● **GOAL OF THE EXERCISE**
Keep only the lines of the data below that contain "включая", and copy them.

(Stored items)

-=-=-

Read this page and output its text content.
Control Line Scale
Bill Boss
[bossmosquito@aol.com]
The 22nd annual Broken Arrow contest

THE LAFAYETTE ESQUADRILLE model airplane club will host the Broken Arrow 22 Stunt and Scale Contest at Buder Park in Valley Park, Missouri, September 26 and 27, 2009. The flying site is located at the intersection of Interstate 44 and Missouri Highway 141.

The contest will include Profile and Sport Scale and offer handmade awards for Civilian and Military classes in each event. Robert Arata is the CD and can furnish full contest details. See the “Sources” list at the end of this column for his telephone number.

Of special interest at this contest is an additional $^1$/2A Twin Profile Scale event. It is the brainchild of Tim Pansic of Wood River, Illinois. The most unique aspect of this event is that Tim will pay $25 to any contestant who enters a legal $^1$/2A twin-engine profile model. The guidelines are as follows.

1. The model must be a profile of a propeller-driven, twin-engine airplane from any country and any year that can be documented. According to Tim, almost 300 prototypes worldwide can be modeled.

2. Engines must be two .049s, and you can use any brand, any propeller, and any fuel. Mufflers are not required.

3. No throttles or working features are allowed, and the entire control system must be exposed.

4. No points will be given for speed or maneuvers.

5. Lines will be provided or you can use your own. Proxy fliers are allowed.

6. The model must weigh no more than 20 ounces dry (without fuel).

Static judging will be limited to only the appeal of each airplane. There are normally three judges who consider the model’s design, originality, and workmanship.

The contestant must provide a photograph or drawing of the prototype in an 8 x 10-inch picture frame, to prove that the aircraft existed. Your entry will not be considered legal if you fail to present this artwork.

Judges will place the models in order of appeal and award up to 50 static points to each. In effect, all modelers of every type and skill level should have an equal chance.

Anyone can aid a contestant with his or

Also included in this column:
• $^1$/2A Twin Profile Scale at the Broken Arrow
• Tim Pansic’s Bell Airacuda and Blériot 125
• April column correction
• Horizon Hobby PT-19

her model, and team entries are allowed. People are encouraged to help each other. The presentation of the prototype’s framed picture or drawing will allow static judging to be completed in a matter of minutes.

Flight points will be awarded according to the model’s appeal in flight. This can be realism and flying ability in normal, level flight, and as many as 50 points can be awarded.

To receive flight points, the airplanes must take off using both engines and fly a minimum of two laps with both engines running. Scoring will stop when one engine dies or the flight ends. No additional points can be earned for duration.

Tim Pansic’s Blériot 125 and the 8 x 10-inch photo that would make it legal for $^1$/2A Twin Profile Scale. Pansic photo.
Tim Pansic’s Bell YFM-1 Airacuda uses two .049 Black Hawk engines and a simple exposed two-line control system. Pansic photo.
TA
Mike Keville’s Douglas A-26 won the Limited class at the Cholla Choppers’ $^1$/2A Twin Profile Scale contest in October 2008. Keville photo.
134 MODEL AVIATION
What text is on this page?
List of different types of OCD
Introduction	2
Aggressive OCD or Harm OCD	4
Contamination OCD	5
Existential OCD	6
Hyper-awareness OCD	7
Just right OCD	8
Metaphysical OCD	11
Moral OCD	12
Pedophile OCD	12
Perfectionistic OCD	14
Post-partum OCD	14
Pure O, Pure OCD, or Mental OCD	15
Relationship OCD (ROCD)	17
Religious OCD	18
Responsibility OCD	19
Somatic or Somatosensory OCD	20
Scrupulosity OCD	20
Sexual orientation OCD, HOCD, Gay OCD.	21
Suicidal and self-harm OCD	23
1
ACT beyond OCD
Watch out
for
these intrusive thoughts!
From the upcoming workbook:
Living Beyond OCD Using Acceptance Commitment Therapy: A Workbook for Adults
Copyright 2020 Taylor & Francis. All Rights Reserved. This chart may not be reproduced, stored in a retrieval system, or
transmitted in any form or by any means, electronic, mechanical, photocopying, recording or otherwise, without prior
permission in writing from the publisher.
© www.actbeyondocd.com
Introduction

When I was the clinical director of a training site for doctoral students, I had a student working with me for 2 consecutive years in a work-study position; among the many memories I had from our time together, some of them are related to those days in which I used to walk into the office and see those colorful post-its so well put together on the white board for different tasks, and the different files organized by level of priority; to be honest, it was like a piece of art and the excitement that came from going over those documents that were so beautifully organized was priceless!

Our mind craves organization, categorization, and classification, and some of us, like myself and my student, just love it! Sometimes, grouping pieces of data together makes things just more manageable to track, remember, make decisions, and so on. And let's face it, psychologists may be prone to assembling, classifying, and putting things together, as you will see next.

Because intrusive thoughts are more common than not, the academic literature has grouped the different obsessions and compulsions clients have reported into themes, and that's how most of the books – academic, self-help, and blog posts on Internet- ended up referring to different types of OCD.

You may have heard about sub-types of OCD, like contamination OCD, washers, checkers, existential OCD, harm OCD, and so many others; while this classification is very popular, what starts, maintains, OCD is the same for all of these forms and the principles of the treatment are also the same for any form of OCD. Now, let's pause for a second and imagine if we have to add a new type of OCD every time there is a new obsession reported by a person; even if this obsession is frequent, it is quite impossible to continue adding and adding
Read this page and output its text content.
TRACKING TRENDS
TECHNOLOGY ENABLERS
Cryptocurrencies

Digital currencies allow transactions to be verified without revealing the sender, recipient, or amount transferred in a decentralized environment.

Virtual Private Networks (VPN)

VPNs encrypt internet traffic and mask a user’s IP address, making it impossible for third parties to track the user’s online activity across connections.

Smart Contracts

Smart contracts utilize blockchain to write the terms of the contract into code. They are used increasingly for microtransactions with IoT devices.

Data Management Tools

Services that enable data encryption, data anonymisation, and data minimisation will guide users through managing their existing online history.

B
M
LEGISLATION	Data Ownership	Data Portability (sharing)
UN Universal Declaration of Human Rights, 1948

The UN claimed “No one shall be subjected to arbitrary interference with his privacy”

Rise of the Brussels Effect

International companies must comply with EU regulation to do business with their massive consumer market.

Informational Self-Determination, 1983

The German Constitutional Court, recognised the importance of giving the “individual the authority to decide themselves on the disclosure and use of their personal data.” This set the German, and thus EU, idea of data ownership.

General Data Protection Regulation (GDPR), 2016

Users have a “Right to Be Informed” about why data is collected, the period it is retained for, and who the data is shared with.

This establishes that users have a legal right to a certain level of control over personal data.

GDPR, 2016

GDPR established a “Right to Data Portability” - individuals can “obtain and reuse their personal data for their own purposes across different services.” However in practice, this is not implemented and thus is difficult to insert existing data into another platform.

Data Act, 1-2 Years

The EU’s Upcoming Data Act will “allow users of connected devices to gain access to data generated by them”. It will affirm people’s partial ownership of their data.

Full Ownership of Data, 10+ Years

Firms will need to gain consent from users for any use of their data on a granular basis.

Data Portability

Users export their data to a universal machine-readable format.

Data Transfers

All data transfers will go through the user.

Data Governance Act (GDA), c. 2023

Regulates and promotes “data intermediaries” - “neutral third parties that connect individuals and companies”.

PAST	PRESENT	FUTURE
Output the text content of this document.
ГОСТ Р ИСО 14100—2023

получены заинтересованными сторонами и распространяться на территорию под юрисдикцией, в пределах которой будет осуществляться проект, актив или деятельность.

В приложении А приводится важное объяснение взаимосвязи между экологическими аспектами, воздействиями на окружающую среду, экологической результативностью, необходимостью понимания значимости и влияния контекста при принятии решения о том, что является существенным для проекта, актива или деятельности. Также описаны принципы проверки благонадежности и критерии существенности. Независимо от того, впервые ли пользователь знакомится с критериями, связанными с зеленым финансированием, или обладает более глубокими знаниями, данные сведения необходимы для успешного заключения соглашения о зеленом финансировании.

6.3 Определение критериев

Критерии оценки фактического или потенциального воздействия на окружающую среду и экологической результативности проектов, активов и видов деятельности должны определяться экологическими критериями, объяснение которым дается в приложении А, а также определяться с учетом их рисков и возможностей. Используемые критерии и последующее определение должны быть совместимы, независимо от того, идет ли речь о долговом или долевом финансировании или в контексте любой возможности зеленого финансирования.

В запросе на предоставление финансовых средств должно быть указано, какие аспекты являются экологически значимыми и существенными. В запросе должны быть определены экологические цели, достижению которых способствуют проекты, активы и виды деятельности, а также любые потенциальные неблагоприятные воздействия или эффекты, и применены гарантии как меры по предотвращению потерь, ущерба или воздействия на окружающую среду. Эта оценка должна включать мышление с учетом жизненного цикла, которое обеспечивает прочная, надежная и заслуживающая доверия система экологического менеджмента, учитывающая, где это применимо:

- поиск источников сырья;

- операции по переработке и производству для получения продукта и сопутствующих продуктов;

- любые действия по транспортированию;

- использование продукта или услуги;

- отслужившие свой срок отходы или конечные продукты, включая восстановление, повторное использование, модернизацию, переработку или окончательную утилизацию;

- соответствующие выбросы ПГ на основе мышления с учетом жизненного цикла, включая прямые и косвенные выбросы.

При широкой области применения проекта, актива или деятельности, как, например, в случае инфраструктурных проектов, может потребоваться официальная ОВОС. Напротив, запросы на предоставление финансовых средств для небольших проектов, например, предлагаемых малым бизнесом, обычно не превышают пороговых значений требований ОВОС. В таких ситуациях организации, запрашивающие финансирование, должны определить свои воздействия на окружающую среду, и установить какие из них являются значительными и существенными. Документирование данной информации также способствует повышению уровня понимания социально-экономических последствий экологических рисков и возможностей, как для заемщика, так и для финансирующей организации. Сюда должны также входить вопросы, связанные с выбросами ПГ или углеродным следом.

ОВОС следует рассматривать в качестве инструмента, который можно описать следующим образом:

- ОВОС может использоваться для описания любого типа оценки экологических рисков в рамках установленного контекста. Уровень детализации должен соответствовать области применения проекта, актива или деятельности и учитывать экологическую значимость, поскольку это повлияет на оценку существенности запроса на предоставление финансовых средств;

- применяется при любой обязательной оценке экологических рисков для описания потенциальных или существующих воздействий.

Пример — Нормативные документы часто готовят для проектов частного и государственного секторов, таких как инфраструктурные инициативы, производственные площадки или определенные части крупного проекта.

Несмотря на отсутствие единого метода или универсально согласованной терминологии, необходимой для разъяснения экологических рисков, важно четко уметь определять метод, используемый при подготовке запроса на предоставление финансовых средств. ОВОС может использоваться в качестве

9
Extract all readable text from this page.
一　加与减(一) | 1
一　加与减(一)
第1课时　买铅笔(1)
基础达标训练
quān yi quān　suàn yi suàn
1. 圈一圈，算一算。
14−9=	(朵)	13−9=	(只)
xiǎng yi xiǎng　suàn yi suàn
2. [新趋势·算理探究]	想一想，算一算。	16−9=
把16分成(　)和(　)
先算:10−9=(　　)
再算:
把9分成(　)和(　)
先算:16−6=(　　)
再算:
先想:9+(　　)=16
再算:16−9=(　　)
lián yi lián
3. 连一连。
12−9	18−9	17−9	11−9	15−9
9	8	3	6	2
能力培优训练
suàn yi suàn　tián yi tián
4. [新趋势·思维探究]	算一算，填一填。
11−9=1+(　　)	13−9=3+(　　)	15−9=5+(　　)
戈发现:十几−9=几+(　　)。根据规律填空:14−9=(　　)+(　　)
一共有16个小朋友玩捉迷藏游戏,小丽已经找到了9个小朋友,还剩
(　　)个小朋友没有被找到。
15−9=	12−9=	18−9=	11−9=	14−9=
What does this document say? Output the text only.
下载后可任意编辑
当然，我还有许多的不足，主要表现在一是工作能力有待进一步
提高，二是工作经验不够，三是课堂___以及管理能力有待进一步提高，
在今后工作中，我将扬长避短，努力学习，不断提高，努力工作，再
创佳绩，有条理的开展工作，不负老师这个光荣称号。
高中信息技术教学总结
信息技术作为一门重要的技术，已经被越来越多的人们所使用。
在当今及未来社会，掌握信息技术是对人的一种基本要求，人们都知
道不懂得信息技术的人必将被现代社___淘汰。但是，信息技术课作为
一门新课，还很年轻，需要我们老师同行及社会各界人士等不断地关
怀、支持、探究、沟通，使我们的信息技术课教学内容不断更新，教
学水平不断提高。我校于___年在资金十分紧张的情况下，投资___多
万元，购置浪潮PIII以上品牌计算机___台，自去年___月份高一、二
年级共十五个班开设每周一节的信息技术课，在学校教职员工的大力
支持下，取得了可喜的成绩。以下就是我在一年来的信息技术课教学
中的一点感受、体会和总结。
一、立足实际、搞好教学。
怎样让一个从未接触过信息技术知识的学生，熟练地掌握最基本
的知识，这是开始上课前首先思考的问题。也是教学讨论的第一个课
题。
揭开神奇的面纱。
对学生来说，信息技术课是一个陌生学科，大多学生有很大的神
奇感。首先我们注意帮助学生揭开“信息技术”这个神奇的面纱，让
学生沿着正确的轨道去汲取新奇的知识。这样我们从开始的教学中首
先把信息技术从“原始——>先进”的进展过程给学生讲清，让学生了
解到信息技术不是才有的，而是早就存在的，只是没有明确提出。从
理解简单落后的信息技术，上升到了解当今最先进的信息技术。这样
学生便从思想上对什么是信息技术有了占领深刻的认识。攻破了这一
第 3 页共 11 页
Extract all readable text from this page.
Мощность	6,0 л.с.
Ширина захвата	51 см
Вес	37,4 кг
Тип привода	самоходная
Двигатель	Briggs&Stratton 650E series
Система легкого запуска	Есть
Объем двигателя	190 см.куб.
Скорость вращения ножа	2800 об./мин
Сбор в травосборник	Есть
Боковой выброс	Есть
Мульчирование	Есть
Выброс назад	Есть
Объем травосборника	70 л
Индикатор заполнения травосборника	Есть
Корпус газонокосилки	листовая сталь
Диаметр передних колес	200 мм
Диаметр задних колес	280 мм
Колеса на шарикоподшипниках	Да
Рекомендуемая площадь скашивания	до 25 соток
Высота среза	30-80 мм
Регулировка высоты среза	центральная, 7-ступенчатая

-=-=-

● **REPLY TO THE EXERCISE**
- отслужившие свой срок отходы или конечные продукты, включая восстановление, повторное использование, модернизацию, переработку или окончательную утилизацию;
- соответствующие выбросы ПГ на основе мышления с учетом жизненного цикла, включая прямые и косвенные выбросы.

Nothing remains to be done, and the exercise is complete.